— DATA RECORDS —
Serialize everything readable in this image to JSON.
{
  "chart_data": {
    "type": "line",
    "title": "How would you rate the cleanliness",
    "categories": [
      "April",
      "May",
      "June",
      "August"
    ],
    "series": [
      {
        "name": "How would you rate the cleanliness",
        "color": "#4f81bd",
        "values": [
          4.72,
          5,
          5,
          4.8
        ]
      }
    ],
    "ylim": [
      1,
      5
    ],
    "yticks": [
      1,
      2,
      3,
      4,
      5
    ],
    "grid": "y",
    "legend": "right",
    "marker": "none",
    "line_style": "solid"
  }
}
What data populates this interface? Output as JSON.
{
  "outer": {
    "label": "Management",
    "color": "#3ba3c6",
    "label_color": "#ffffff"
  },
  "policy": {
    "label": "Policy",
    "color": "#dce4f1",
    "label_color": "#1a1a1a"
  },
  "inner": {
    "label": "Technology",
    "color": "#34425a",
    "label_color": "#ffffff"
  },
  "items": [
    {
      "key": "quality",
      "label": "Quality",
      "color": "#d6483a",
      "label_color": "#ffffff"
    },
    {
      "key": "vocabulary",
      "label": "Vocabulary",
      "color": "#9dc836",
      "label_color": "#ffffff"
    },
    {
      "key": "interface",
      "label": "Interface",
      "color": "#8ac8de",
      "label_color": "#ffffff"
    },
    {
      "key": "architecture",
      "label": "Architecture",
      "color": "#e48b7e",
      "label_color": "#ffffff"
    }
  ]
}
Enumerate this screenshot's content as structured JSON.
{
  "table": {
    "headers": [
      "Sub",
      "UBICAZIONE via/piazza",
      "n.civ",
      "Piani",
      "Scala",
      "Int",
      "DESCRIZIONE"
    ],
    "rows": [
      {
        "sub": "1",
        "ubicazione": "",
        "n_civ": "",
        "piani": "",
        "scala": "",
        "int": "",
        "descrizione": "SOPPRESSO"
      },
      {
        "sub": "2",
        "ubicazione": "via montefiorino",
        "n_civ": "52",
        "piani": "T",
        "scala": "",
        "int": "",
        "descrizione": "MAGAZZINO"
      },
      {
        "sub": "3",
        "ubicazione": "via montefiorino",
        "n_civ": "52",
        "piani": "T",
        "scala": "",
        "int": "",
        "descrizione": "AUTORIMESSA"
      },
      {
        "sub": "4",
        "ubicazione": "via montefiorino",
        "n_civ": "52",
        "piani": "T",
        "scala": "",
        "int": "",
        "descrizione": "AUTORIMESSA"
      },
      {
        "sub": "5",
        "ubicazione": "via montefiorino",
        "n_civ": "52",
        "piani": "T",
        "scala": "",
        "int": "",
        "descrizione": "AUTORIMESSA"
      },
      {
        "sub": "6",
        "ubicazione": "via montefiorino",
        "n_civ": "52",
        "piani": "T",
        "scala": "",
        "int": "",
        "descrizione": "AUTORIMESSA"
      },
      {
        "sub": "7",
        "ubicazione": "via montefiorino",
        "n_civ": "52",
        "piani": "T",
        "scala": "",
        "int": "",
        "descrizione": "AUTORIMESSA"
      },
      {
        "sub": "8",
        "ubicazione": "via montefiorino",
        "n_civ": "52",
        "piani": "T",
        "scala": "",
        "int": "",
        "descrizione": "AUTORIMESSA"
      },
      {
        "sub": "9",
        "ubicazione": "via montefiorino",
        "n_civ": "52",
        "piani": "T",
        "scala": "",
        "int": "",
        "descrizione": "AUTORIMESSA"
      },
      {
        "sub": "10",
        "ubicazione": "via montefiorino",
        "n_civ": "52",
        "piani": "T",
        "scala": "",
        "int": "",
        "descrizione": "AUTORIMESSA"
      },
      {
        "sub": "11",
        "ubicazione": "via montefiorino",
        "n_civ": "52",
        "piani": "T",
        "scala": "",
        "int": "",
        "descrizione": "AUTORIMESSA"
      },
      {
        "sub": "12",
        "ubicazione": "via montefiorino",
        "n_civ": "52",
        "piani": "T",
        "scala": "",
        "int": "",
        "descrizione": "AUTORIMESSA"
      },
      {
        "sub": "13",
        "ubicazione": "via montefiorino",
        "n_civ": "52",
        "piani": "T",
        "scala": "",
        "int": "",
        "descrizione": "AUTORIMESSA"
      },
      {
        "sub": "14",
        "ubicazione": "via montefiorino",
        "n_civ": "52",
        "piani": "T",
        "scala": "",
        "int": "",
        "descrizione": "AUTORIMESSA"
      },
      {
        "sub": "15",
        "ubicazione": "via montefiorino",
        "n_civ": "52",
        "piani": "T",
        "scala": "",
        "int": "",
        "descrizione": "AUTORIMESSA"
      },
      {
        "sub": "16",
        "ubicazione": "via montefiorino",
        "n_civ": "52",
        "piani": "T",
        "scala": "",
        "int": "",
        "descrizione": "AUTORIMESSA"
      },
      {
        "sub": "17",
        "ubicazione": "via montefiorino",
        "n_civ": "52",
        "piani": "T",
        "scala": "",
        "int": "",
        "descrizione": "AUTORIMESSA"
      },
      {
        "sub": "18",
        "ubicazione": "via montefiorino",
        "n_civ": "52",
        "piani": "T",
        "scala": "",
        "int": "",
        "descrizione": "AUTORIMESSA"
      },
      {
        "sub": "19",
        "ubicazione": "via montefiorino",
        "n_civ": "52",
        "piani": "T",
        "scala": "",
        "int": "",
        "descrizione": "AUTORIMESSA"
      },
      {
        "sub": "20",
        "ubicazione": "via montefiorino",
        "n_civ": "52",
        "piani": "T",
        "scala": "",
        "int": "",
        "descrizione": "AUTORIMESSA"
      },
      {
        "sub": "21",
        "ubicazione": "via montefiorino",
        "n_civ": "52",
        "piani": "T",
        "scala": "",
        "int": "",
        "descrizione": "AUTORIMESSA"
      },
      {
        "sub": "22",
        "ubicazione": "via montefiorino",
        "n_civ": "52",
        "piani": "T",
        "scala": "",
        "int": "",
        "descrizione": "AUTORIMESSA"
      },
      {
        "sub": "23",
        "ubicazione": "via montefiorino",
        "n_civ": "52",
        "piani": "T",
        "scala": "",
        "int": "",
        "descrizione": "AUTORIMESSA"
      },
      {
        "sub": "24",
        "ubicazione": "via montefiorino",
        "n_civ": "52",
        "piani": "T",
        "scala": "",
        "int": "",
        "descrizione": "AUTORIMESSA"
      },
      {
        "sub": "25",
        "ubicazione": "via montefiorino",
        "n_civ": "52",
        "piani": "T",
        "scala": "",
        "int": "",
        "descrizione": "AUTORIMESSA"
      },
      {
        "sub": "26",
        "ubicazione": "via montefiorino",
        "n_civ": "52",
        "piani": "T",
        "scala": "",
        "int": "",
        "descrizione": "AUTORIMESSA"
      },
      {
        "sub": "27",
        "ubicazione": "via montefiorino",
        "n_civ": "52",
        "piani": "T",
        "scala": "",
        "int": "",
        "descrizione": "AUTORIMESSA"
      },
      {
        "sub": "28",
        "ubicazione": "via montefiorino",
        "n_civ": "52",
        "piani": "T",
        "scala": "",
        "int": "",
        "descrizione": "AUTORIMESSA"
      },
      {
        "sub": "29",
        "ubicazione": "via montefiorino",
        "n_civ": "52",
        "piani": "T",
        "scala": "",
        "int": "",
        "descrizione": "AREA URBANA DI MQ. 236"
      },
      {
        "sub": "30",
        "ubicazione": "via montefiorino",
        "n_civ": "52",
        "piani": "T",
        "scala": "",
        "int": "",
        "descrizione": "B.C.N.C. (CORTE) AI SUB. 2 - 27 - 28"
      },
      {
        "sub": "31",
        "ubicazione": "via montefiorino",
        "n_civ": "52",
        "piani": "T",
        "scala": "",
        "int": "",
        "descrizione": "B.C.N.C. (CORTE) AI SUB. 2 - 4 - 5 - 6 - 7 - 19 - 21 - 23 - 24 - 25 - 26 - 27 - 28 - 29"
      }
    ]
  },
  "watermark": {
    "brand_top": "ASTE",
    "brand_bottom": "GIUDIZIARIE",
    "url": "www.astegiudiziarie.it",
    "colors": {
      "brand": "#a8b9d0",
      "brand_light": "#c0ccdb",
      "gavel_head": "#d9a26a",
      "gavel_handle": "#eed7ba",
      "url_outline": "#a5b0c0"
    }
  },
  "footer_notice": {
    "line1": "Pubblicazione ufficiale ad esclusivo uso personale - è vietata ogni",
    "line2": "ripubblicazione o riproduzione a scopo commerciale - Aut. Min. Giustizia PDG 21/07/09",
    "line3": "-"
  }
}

— INSTRUCTION —
Track down all lines above with the string "cleanliness" and copy them.

— EXPECTED ANSWER —
    "title": "How would you rate the cleanliness",
        "name": "How would you rate the cleanliness",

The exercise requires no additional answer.